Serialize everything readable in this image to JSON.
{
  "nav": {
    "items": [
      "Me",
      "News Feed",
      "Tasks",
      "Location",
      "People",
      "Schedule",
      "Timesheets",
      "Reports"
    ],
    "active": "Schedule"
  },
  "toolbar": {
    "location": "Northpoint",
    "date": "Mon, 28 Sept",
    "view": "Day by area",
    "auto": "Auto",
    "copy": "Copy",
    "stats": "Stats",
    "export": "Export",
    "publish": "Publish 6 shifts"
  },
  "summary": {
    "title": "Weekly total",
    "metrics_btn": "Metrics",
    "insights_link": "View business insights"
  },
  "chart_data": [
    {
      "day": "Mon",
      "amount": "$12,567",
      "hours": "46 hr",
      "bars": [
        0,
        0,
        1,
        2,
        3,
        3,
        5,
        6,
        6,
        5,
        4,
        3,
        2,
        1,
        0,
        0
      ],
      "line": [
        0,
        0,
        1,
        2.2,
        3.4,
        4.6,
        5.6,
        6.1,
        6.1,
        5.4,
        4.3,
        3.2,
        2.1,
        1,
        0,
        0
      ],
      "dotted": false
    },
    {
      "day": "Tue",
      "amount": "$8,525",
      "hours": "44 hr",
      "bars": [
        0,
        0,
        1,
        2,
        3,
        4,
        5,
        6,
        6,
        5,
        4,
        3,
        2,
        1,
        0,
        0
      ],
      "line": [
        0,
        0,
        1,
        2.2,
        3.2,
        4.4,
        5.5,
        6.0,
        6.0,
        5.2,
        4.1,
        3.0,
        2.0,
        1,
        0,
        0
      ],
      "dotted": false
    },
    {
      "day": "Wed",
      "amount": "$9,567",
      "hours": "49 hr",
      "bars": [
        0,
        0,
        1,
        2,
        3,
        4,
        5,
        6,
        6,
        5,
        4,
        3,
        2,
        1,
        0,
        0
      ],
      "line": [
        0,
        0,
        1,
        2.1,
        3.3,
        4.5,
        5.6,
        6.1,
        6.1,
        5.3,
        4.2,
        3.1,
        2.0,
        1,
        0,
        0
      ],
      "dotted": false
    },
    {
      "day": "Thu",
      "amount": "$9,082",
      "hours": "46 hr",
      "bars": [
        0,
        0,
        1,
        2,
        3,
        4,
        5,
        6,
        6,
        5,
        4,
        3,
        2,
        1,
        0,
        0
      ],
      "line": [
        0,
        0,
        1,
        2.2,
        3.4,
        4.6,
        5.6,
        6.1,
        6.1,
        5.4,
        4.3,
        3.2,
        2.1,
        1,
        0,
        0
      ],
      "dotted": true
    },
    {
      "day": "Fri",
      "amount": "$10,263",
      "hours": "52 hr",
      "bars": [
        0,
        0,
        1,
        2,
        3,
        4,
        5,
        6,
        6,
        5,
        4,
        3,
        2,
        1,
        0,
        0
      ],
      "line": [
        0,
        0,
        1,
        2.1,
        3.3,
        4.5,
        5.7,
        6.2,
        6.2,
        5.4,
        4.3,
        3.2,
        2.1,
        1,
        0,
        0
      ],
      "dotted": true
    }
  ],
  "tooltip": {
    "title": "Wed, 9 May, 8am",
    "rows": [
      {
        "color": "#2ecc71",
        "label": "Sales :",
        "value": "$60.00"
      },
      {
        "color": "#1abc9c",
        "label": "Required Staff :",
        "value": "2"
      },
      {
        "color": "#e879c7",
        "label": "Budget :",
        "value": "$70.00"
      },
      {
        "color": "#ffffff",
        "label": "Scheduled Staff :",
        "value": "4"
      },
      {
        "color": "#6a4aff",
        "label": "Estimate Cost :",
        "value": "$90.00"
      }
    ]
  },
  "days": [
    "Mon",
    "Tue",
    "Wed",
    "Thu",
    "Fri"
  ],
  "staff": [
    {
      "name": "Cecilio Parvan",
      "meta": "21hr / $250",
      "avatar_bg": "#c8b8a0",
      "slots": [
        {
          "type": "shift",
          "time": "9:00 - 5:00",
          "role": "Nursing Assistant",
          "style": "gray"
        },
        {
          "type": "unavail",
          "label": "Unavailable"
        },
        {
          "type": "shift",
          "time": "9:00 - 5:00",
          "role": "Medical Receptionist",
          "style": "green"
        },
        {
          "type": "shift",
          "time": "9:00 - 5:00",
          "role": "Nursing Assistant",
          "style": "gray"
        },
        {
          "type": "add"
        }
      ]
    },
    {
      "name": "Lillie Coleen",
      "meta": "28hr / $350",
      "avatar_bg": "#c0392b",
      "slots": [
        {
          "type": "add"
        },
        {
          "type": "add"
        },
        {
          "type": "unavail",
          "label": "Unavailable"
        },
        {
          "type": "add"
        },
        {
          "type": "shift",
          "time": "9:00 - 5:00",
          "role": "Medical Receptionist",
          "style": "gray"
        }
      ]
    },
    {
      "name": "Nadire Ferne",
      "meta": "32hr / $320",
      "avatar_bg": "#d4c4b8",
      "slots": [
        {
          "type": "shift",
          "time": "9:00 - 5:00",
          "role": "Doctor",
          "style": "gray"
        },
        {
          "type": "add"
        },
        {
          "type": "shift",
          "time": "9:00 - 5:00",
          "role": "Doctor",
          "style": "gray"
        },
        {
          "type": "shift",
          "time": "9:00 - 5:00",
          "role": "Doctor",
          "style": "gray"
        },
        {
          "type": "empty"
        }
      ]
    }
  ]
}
────
Pull out every line in the material above where "hours" occurs.

      "hours": "46 hr",
      "hours": "44 hr",
      "hours": "49 hr",
      "hours": "46 hr",
      "hours": "52 hr",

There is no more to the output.